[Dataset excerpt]
-*-
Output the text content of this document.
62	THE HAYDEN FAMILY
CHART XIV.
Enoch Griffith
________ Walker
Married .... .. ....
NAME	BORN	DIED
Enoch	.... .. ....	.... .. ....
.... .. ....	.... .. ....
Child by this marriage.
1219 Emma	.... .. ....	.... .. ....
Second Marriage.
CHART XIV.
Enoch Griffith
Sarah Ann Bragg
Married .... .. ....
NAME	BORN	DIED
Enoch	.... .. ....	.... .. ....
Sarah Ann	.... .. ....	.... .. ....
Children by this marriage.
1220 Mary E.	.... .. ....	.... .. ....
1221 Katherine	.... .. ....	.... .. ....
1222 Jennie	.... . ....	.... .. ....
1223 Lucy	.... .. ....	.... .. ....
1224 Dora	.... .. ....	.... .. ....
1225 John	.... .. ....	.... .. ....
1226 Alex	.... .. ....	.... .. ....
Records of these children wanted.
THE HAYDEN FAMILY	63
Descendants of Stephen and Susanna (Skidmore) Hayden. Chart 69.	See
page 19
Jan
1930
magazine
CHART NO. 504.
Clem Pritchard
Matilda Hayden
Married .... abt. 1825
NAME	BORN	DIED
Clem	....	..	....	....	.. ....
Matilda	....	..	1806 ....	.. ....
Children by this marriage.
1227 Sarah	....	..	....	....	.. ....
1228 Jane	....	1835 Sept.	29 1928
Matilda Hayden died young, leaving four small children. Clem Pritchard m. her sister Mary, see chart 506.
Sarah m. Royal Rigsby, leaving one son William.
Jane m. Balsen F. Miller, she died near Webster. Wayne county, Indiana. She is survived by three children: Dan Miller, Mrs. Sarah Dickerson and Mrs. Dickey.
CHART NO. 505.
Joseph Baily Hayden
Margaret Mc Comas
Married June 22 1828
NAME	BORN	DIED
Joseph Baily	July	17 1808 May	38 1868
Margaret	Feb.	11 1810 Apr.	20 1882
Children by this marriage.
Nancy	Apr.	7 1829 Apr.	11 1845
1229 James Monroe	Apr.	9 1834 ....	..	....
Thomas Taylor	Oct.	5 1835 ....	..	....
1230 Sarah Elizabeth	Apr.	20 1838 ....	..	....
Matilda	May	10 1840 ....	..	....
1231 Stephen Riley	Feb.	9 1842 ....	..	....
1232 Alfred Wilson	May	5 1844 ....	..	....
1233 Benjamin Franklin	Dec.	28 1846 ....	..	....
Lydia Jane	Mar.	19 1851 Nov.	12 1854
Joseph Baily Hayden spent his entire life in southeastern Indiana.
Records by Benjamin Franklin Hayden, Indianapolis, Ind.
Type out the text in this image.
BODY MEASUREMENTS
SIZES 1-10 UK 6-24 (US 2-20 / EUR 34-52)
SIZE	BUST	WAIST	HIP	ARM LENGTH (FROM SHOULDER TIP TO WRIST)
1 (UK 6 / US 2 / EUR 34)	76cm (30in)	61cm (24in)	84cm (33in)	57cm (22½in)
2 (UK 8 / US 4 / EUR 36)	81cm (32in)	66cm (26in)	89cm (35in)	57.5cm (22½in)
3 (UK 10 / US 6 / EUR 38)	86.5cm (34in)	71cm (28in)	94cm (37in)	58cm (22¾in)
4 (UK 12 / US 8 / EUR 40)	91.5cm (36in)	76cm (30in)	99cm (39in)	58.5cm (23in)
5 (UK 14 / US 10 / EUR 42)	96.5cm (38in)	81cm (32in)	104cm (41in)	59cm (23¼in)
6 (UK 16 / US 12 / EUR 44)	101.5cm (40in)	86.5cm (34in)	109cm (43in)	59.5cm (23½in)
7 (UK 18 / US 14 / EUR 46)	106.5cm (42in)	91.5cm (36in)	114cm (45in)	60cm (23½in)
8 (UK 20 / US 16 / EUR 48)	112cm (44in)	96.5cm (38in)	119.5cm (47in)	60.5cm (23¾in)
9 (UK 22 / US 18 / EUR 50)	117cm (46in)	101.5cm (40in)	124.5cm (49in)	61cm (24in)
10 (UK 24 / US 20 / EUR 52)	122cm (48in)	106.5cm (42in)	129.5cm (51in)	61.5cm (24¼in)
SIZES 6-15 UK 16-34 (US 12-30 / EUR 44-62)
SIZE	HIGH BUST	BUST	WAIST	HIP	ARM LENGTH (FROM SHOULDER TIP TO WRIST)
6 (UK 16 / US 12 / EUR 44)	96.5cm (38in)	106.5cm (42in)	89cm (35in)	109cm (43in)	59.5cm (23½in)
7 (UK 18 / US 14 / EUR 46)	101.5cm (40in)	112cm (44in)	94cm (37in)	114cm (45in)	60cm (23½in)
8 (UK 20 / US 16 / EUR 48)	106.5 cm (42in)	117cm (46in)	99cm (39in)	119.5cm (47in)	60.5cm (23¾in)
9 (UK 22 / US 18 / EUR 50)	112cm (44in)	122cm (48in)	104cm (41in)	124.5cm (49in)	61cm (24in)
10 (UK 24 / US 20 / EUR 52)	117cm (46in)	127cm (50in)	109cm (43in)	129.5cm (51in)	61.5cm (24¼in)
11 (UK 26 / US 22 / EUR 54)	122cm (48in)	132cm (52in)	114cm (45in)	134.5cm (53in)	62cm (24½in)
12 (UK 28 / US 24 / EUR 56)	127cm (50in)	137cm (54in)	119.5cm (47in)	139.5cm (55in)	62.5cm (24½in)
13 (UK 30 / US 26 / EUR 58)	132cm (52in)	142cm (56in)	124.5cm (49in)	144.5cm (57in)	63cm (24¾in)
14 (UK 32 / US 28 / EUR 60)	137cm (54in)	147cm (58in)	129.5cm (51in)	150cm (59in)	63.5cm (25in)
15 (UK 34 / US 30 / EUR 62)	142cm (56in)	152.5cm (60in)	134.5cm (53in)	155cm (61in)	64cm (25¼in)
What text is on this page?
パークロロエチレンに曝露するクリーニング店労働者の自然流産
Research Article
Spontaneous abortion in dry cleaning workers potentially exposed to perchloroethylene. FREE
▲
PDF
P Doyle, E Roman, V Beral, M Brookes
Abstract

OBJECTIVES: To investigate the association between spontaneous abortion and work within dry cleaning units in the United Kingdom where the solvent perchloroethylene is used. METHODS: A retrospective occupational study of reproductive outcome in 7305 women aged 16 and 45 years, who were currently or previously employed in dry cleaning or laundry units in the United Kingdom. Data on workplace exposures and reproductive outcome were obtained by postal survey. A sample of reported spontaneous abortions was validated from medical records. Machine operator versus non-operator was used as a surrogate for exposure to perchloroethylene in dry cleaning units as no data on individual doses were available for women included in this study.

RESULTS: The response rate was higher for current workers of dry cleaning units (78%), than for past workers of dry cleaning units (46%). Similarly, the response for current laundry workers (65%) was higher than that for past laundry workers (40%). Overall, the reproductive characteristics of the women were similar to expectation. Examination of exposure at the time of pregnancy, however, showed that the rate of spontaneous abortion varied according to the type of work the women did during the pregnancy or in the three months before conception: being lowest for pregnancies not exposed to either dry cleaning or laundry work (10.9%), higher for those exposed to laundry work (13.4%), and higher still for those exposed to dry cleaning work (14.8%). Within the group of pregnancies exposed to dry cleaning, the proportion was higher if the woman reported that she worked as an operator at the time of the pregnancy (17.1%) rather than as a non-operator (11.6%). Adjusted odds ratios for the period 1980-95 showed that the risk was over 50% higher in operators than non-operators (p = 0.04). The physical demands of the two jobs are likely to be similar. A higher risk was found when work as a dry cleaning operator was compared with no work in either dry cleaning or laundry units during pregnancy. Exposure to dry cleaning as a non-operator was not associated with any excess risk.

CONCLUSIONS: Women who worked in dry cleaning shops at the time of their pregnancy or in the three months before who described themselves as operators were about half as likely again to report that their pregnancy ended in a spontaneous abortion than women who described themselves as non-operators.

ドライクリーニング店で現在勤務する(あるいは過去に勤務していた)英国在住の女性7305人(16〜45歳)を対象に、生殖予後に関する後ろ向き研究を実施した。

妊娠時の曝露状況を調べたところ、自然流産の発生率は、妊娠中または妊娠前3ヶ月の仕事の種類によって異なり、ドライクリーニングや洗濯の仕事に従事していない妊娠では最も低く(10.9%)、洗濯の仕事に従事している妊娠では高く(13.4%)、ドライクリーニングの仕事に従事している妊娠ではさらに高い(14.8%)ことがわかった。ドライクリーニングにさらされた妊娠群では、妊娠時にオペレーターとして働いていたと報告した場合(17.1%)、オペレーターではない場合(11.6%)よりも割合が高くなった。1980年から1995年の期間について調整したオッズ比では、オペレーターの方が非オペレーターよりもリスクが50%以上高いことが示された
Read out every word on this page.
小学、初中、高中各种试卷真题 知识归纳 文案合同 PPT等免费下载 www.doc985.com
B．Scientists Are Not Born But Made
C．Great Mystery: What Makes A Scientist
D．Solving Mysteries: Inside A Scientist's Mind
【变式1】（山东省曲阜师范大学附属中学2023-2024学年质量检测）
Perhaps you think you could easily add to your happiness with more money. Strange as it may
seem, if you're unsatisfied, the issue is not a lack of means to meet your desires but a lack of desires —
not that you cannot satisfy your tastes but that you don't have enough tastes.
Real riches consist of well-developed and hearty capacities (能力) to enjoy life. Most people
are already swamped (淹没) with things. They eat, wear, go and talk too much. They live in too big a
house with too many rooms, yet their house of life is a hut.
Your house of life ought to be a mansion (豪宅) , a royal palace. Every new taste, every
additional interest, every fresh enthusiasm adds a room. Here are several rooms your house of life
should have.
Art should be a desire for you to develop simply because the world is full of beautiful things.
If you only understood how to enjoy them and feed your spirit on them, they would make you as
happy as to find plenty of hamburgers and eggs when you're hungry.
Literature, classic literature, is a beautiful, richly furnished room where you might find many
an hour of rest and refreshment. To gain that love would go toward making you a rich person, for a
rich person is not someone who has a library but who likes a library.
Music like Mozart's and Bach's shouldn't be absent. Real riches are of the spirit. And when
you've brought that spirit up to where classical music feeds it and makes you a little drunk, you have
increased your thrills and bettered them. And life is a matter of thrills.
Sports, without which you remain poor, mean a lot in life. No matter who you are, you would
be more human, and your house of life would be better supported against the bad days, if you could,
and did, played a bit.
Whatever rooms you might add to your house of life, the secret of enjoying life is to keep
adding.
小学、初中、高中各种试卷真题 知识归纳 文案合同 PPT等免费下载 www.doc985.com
-*-
Short task:
Report the number of lines of the listing above that hold the string "would", with no other text.

Result for this exercise:
4